═══ Task material
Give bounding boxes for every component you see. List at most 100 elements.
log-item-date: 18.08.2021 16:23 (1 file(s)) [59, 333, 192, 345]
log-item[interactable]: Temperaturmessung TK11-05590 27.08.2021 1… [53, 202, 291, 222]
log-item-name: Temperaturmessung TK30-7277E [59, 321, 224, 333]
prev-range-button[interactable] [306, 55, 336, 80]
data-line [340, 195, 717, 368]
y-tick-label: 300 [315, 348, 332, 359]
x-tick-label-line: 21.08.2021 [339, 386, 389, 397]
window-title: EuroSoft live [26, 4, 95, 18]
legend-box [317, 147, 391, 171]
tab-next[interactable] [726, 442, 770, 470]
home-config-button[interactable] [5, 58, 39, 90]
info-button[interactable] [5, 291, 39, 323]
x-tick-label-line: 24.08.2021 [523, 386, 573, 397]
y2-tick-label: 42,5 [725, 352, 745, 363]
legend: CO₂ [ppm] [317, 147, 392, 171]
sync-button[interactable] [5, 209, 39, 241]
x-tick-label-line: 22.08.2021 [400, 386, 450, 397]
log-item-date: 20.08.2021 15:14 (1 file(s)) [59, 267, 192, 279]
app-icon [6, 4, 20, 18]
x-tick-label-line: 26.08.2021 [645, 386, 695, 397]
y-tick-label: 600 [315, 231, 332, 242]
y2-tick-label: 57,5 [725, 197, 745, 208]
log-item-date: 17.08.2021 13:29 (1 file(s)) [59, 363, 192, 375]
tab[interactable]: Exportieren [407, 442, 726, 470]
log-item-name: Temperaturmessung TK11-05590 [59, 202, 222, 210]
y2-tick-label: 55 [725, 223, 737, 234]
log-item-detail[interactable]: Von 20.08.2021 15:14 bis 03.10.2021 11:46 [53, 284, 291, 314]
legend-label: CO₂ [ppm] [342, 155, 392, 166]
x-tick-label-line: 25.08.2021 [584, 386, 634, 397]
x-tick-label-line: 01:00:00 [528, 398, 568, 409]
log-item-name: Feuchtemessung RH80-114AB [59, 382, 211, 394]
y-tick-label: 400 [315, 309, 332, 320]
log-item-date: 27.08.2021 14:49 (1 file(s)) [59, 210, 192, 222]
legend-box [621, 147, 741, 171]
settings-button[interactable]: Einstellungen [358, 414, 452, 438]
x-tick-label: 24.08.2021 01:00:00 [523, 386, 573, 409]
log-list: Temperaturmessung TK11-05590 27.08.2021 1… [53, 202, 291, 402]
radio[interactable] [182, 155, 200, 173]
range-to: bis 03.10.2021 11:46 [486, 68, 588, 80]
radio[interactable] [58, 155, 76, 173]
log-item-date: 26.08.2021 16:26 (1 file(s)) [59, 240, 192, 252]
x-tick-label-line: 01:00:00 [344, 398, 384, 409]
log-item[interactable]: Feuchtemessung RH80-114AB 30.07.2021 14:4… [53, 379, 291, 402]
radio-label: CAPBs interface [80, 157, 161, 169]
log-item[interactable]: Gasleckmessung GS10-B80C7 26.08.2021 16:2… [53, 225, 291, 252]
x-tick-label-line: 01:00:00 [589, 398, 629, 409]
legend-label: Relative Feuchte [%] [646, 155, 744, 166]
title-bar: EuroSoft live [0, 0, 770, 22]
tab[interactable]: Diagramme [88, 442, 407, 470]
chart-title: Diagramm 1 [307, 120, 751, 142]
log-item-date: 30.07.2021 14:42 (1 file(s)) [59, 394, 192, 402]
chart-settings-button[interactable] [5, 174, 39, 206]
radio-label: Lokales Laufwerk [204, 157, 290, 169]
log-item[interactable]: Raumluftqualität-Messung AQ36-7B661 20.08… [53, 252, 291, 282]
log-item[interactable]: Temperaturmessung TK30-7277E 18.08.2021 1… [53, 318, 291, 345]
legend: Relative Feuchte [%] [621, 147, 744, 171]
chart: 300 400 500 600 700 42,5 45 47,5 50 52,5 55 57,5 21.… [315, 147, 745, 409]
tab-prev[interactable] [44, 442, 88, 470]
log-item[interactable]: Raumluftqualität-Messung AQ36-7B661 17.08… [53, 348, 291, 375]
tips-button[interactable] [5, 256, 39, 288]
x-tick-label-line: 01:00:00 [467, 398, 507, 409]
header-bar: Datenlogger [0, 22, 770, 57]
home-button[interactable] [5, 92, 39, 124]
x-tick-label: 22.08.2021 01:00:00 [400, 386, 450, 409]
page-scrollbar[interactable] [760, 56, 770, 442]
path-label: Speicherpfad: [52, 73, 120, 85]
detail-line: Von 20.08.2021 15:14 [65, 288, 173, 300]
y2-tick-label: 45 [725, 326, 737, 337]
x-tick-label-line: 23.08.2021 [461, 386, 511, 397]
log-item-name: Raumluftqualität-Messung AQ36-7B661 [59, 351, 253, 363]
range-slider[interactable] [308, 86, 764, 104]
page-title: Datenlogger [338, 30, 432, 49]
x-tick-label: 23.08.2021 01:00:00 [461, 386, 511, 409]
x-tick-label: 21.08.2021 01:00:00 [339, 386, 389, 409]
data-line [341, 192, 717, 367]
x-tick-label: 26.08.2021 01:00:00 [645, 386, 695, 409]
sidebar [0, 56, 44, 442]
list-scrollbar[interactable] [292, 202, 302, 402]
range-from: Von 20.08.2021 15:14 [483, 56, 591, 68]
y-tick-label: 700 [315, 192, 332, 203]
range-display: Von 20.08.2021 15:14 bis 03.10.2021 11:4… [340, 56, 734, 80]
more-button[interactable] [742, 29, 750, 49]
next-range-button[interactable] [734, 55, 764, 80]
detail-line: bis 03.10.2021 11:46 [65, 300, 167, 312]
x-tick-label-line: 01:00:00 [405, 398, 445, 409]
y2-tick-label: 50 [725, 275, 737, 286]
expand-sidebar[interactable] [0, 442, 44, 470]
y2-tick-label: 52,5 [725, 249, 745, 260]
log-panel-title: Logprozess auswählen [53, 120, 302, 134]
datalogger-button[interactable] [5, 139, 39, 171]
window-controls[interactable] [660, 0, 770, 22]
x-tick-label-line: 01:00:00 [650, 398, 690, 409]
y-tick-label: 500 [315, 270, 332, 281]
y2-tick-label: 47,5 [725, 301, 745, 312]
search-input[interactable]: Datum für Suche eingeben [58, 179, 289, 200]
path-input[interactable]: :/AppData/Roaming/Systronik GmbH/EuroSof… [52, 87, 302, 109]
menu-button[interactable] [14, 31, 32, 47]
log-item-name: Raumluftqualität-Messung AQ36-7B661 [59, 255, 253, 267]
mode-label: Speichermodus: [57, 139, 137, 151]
══════
- _Aim of the exercise_:
Duplicate these records line for line, leaving every character unchanged.

- _Answer to this problem_:
Give bounding boxes for every component you see. List at most 100 elements.
log-item-date: 18.08.2021 16:23 (1 file(s)) [59, 333, 192, 345]
log-item[interactable]: Temperaturmessung TK11-05590 27.08.2021 1… [53, 202, 291, 222]
log-item-name: Temperaturmessung TK30-7277E [59, 321, 224, 333]
prev-range-button[interactable] [306, 55, 336, 80]
data-line [340, 195, 717, 368]
y-tick-label: 300 [315, 348, 332, 359]
x-tick-label-line: 21.08.2021 [339, 386, 389, 397]
window-title: EuroSoft live [26, 4, 95, 18]
legend-box [317, 147, 391, 171]
tab-next[interactable] [726, 442, 770, 470]
home-config-button[interactable] [5, 58, 39, 90]
info-button[interactable] [5, 291, 39, 323]
x-tick-label-line: 24.08.2021 [523, 386, 573, 397]
y2-tick-label: 42,5 [725, 352, 745, 363]
legend: CO₂ [ppm] [317, 147, 392, 171]
sync-button[interactable] [5, 209, 39, 241]
x-tick-label-line: 22.08.2021 [400, 386, 450, 397]
log-item-date: 20.08.2021 15:14 (1 file(s)) [59, 267, 192, 279]
app-icon [6, 4, 20, 18]
x-tick-label-line: 26.08.2021 [645, 386, 695, 397]
y-tick-label: 600 [315, 231, 332, 242]
y2-tick-label: 57,5 [725, 197, 745, 208]
log-item-date: 17.08.2021 13:29 (1 file(s)) [59, 363, 192, 375]
tab[interactable]: Exportieren [407, 442, 726, 470]
log-item-name: Temperaturmessung TK11-05590 [59, 202, 222, 210]
y2-tick-label: 55 [725, 223, 737, 234]
log-item-detail[interactable]: Von 20.08.2021 15:14 bis 03.10.2021 11:46 [53, 284, 291, 314]
legend-label: CO₂ [ppm] [342, 155, 392, 166]
x-tick-label-line: 25.08.2021 [584, 386, 634, 397]
x-tick-label-line: 01:00:00 [528, 398, 568, 409]
log-item-name: Feuchtemessung RH80-114AB [59, 382, 211, 394]
y-tick-label: 400 [315, 309, 332, 320]
log-item-date: 27.08.2021 14:49 (1 file(s)) [59, 210, 192, 222]
legend-box [621, 147, 741, 171]
settings-button[interactable]: Einstellungen [358, 414, 452, 438]
x-tick-label: 24.08.2021 01:00:00 [523, 386, 573, 409]
log-list: Temperaturmessung TK11-05590 27.08.2021 1… [53, 202, 291, 402]
radio[interactable] [182, 155, 200, 173]
range-to: bis 03.10.2021 11:46 [486, 68, 588, 80]
radio[interactable] [58, 155, 76, 173]
log-item-date: 26.08.2021 16:26 (1 file(s)) [59, 240, 192, 252]
x-tick-label-line: 01:00:00 [344, 398, 384, 409]
log-item[interactable]: Feuchtemessung RH80-114AB 30.07.2021 14:4… [53, 379, 291, 402]
radio-label: CAPBs interface [80, 157, 161, 169]
log-item[interactable]: Gasleckmessung GS10-B80C7 26.08.2021 16:2… [53, 225, 291, 252]
x-tick-label-line: 01:00:00 [589, 398, 629, 409]
legend-label: Relative Feuchte [%] [646, 155, 744, 166]
title-bar: EuroSoft live [0, 0, 770, 22]
tab[interactable]: Diagramme [88, 442, 407, 470]
chart-title: Diagramm 1 [307, 120, 751, 142]
log-item-date: 30.07.2021 14:42 (1 file(s)) [59, 394, 192, 402]
chart-settings-button[interactable] [5, 174, 39, 206]
radio-label: Lokales Laufwerk [204, 157, 290, 169]
log-item[interactable]: Raumluftqualität-Messung AQ36-7B661 20.08… [53, 252, 291, 282]
log-item[interactable]: Temperaturmessung TK30-7277E 18.08.2021 1… [53, 318, 291, 345]
legend: Relative Feuchte [%] [621, 147, 744, 171]
chart: 300 400 500 600 700 42,5 45 47,5 50 52,5 55 57,5 21.… [315, 147, 745, 409]
tab-prev[interactable] [44, 442, 88, 470]
log-item[interactable]: Raumluftqualität-Messung AQ36-7B661 17.08… [53, 348, 291, 375]
tips-button[interactable] [5, 256, 39, 288]
x-tick-label-line: 01:00:00 [467, 398, 507, 409]
header-bar: Datenlogger [0, 22, 770, 57]
home-button[interactable] [5, 92, 39, 124]
x-tick-label: 22.08.2021 01:00:00 [400, 386, 450, 409]
page-scrollbar[interactable] [760, 56, 770, 442]
path-label: Speicherpfad: [52, 73, 120, 85]
detail-line: Von 20.08.2021 15:14 [65, 288, 173, 300]
y2-tick-label: 45 [725, 326, 737, 337]
x-tick-label-line: 23.08.2021 [461, 386, 511, 397]
log-item-name: Raumluftqualität-Messung AQ36-7B661 [59, 351, 253, 363]
range-slider[interactable] [308, 86, 764, 104]
page-title: Datenlogger [338, 30, 432, 49]
x-tick-label: 23.08.2021 01:00:00 [461, 386, 511, 409]
x-tick-label: 21.08.2021 01:00:00 [339, 386, 389, 409]
data-line [341, 192, 717, 367]
x-tick-label: 26.08.2021 01:00:00 [645, 386, 695, 409]
sidebar [0, 56, 44, 442]
list-scrollbar[interactable] [292, 202, 302, 402]
range-from: Von 20.08.2021 15:14 [483, 56, 591, 68]
y-tick-label: 700 [315, 192, 332, 203]
range-display: Von 20.08.2021 15:14 bis 03.10.2021 11:4… [340, 56, 734, 80]
more-button[interactable] [742, 29, 750, 49]
next-range-button[interactable] [734, 55, 764, 80]
detail-line: bis 03.10.2021 11:46 [65, 300, 167, 312]
x-tick-label-line: 01:00:00 [405, 398, 445, 409]
y2-tick-label: 50 [725, 275, 737, 286]
expand-sidebar[interactable] [0, 442, 44, 470]
y2-tick-label: 52,5 [725, 249, 745, 260]
log-panel-title: Logprozess auswählen [53, 120, 302, 134]
datalogger-button[interactable] [5, 139, 39, 171]
window-controls[interactable] [660, 0, 770, 22]
x-tick-label-line: 01:00:00 [650, 398, 690, 409]
y-tick-label: 500 [315, 270, 332, 281]
y2-tick-label: 47,5 [725, 301, 745, 312]
search-input[interactable]: Datum für Suche eingeben [58, 179, 289, 200]
path-input[interactable]: :/AppData/Roaming/Systronik GmbH/EuroSof… [52, 87, 302, 109]
menu-button[interactable] [14, 31, 32, 47]
log-item-name: Raumluftqualität-Messung AQ36-7B661 [59, 255, 253, 267]
mode-label: Speichermodus: [57, 139, 137, 151]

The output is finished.